Extracted data entries:
+++

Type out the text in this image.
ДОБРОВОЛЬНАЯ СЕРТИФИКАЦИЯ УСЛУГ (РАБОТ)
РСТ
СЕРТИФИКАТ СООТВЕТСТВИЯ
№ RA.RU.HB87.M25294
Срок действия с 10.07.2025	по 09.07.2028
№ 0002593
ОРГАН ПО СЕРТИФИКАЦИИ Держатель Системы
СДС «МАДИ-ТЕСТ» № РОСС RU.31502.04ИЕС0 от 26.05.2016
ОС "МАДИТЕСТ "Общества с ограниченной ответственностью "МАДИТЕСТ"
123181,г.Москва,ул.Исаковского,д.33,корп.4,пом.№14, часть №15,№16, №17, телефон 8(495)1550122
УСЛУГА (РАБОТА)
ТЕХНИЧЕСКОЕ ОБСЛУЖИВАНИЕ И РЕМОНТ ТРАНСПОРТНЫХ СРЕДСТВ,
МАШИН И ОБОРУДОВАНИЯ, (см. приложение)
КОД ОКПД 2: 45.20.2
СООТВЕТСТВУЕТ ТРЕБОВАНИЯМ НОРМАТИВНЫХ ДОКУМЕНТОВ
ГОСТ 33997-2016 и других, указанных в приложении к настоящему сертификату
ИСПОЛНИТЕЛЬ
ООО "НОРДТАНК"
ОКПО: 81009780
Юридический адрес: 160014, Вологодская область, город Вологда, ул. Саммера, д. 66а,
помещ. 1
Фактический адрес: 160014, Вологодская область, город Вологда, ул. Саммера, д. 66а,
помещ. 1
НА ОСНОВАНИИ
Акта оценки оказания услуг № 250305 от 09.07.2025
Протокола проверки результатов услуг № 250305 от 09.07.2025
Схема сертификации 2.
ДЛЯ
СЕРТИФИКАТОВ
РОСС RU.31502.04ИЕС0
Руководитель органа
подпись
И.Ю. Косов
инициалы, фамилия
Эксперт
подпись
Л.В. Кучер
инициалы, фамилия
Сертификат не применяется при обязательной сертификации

+++

### To be done
Which lines hold the word "Вологда"? Copy each of them from the records.

### Output for this exercise
Юридический адрес: 160014, Вологодская область, город Вологда, ул. Саммера, д. 66а,
Фактический адрес: 160014, Вологодская область, город Вологда, ул. Саммера, д. 66а,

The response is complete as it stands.